*Aim*. Search the records for the word "title" and report each line that has it.

*Input data*.
━━━━━━━━━━

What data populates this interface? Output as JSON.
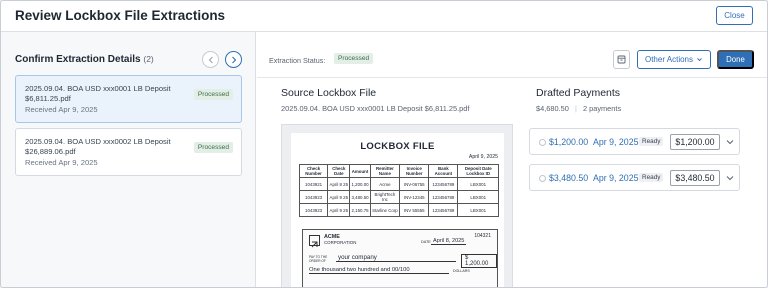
{
  "header": {
    "title": "Review Lockbox File Extractions",
    "close_label": "Close"
  },
  "left": {
    "title": "Confirm Extraction Details",
    "count": "(2)",
    "items": [
      {
        "name_line1": "2025.09.04. BOA USD xxx0001 LB Deposit",
        "name_line2": "$6,811.25.pdf",
        "received": "Received Apr 9, 2025",
        "status": "Processed"
      },
      {
        "name_line1": "2025.09.04. BOA USD xxx0002 LB Deposit",
        "name_line2": "$26,889.06.pdf",
        "received": "Received Apr 9, 2025",
        "status": "Processed"
      }
    ]
  },
  "toolbar": {
    "status_label": "Extraction Status:",
    "status_value": "Processed",
    "other_actions_label": "Other Actions",
    "done_label": "Done"
  },
  "source": {
    "title": "Source Lockbox File",
    "filename": "2025.09.04. BOA USD xxx0001 LB Deposit $6,811.25.pdf"
  },
  "document": {
    "title": "LOCKBOX FILE",
    "date": "April 9, 2025",
    "columns": [
      "Check Number",
      "Check Date",
      "Amount",
      "Remitter Name",
      "Invoice Number",
      "Bank Account",
      "Deposit Date Lockbox ID"
    ],
    "rows": [
      [
        "1043921",
        "April 8 25",
        "1,200.00",
        "Acme",
        "INV-06755",
        "123456789",
        "LBX001"
      ],
      [
        "1043923",
        "April 9 25",
        "3,480.50",
        "BrightTech Inc",
        "INV-12345",
        "123456789",
        "LBX001"
      ],
      [
        "1043923",
        "April 9 25",
        "2,150.75",
        "Starline Corp",
        "INV 55555",
        "123456789",
        "LBX001"
      ]
    ],
    "check": {
      "company": "ACME",
      "company_sub": "CORPORATION",
      "number": "104321",
      "date_label": "DATE",
      "date": "April 8, 2025",
      "pay_label": "PAY TO THE ORDER OF",
      "payee": "your company",
      "amount": "$ 1,200.00",
      "amount_words": "One thousand two hundred and 00/100",
      "dollars_label": "DOLLARS"
    }
  },
  "drafted": {
    "title": "Drafted Payments",
    "total": "$4,680.50",
    "count": "2 payments",
    "payments": [
      {
        "amount": "$1,200.00",
        "date": "Apr 9, 2025",
        "status": "Ready",
        "input_value": "$1,200.00"
      },
      {
        "amount": "$3,480.50",
        "date": "Apr 9, 2025",
        "status": "Ready",
        "input_value": "$3,480.50"
      }
    ]
  }
}
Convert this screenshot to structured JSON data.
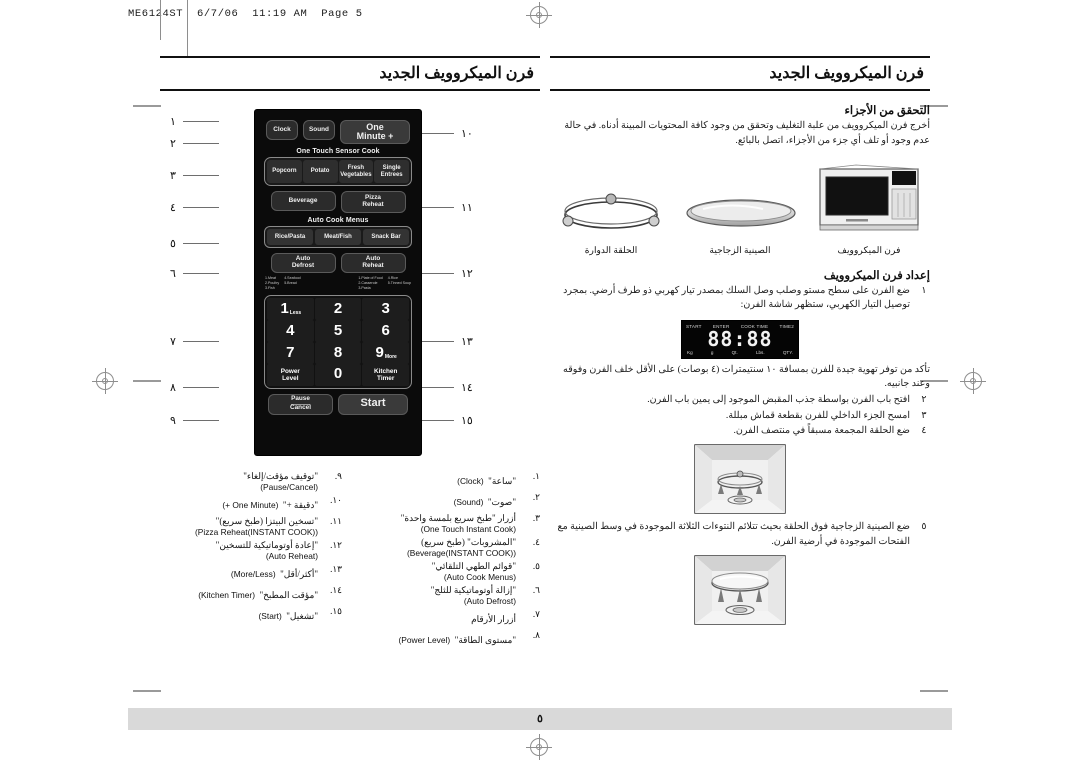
{
  "proof": {
    "header": "ME6124ST  6/7/06  11:19 AM  Page 5"
  },
  "footer": {
    "page_number": "٥"
  },
  "column_right": {
    "title": "فرن الميكروويف الجديد",
    "check_parts": {
      "heading": "التحقق من الأجزاء",
      "body": "أخرج فرن الميكروويف من علبة التغليف وتحقق من وجود كافة المحتويات المبينة أدناه. في حالة عدم وجود أو تلف أي جزء من الأجزاء، اتصل بالبائع."
    },
    "parts": [
      {
        "caption": "الحلقة الدوارة",
        "icon": "roller-ring-illustration"
      },
      {
        "caption": "الصينية الزجاجية",
        "icon": "glass-tray-illustration"
      },
      {
        "caption": "فرن الميكروويف",
        "icon": "microwave-oven-illustration"
      }
    ],
    "setup": {
      "heading": "إعداد فرن الميكروويف",
      "steps": [
        {
          "num": "١",
          "text": "ضع الفرن على سطح مستو وصلب وصل السلك بمصدر تيار كهربي ذو طرف أرضي. بمجرد توصيل التيار الكهربي، ستظهر شاشة الفرن:"
        },
        {
          "num": "",
          "text": "تأكد من توفر تهوية جيدة للفرن بمسافة ١٠ سنتيمترات (٤ بوصات) على الأقل خلف الفرن وفوقه وعند جانبيه."
        },
        {
          "num": "٢",
          "text": "افتح باب الفرن بواسطة جذب المقبض الموجود إلى يمين باب الفرن."
        },
        {
          "num": "٣",
          "text": "امسح الجزء الداخلي للفرن بقطعة قماش مبللة."
        },
        {
          "num": "٤",
          "text": "ضع الحلقة المجمعة مسبقاً في منتصف الفرن."
        },
        {
          "num": "٥",
          "text": "ضع الصينية الزجاجية فوق الحلقة بحيث تتلائم النتوءات الثلاثة الموجودة في وسط الصينية مع الفتحات الموجودة في أرضية الفرن."
        }
      ]
    },
    "display": {
      "top_labels": [
        "START",
        "ENTER",
        "COOK TIME",
        "TIME2"
      ],
      "digits": "88:88",
      "bottom_labels": [
        "Kg",
        "g",
        "Qt.",
        "Lbs.",
        "QTY."
      ]
    },
    "oven_illustrations": [
      {
        "name": "oven-with-roller-ring"
      },
      {
        "name": "oven-with-glass-tray"
      }
    ]
  },
  "column_left": {
    "title": "فرن الميكروويف الجديد",
    "panel": {
      "clock": "Clock",
      "sound": "Sound",
      "one_minute": [
        "One",
        "Minute +"
      ],
      "sensor_group_label": "One Touch Sensor Cook",
      "sensor_buttons": [
        {
          "lines": [
            "Popcorn"
          ]
        },
        {
          "lines": [
            "Potato"
          ]
        },
        {
          "lines": [
            "Fresh",
            "Vegetables"
          ]
        },
        {
          "lines": [
            "Single",
            "Entrees"
          ]
        }
      ],
      "beverage": "Beverage",
      "pizza_reheat": [
        "Pizza",
        "Reheat"
      ],
      "auto_cook_label": "Auto Cook Menus",
      "auto_cook_buttons": [
        "Rice/Pasta",
        "Meat/Fish",
        "Snack Bar"
      ],
      "auto_defrost": [
        "Auto",
        "Defrost"
      ],
      "auto_reheat": [
        "Auto",
        "Reheat"
      ],
      "defrost_menu": [
        "1.Meat",
        "4.Seafood",
        "2.Poultry",
        "5.Bread",
        "3.Fish"
      ],
      "reheat_menu": [
        "1.Plate of Food",
        "4.Rice",
        "2.Casserole",
        "5.Tinned Soup",
        "3.Pasta"
      ],
      "keys": [
        {
          "label": "1",
          "sub": "Less"
        },
        {
          "label": "2",
          "sub": ""
        },
        {
          "label": "3",
          "sub": ""
        },
        {
          "label": "4",
          "sub": ""
        },
        {
          "label": "5",
          "sub": ""
        },
        {
          "label": "6",
          "sub": ""
        },
        {
          "label": "7",
          "sub": ""
        },
        {
          "label": "8",
          "sub": ""
        },
        {
          "label": "9",
          "sub": "More"
        }
      ],
      "power_level": [
        "Power",
        "Level"
      ],
      "zero": "0",
      "kitchen_timer": [
        "Kitchen",
        "Timer"
      ],
      "pause_cancel": [
        "Pause",
        "Cancel"
      ],
      "start": "Start"
    },
    "callouts_left": [
      "١",
      "٢",
      "٣",
      "٤",
      "٥",
      "٦",
      "٧",
      "٨",
      "٩"
    ],
    "callouts_right": [
      "١٠",
      "١١",
      "١٢",
      "١٣",
      "١٤",
      "١٥"
    ],
    "legend_right_col": [
      {
        "num": "١.",
        "ar": "\"ساعة\"",
        "en": "(Clock)"
      },
      {
        "num": "٢.",
        "ar": "\"صوت\"",
        "en": "(Sound)"
      },
      {
        "num": "٣.",
        "ar": "أزرار \"طبخ سريع بلمسة واحدة\"",
        "en": "(One Touch Instant Cook)"
      },
      {
        "num": "٤.",
        "ar": "\"المشروبات\" (طبخ سريع)",
        "en": "(Beverage(INSTANT COOK))"
      },
      {
        "num": "٥.",
        "ar": "\"قوائم الطهي التلقائي\"",
        "en": "(Auto Cook Menus)"
      },
      {
        "num": "٦.",
        "ar": "\"إزالة أوتوماتيكية للثلج\"",
        "en": "(Auto Defrost)"
      },
      {
        "num": "٧.",
        "ar": "أزرار الأرقام",
        "en": ""
      },
      {
        "num": "٨.",
        "ar": "\"مستوى الطاقة\"",
        "en": "(Power Level)"
      }
    ],
    "legend_left_col": [
      {
        "num": "٩.",
        "ar": "\"توقيف مؤقت/إلغاء\"",
        "en": "(Pause/Cancel)"
      },
      {
        "num": "١٠.",
        "ar": "\"دقيقة +\"",
        "en": "(One Minute +)"
      },
      {
        "num": "١١.",
        "ar": "\"تسخين البيتزا (طبخ سريع)\"",
        "en": "(Pizza Reheat(INSTANT COOK))"
      },
      {
        "num": "١٢.",
        "ar": "\"إعادة أوتوماتيكية للتسخين\"",
        "en": "(Auto Reheat)"
      },
      {
        "num": "١٣.",
        "ar": "\"أكثر/أقل\"",
        "en": "(More/Less)"
      },
      {
        "num": "١٤.",
        "ar": "\"مؤقت المطبخ\"",
        "en": "(Kitchen Timer)"
      },
      {
        "num": "١٥.",
        "ar": "\"تشغيل\"",
        "en": "(Start)"
      }
    ]
  }
}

━━━━━━━━━━

*Response to the task*.
    "title": "Review Lockbox File Extractions",
    "title": "Confirm Extraction Details",
    "title": "Source Lockbox File",
    "title": "LOCKBOX FILE",
    "title": "Drafted Payments",
    "title": "فرن الميكروويف الجديد",
    "title": "فرن الميكروويف الجديد",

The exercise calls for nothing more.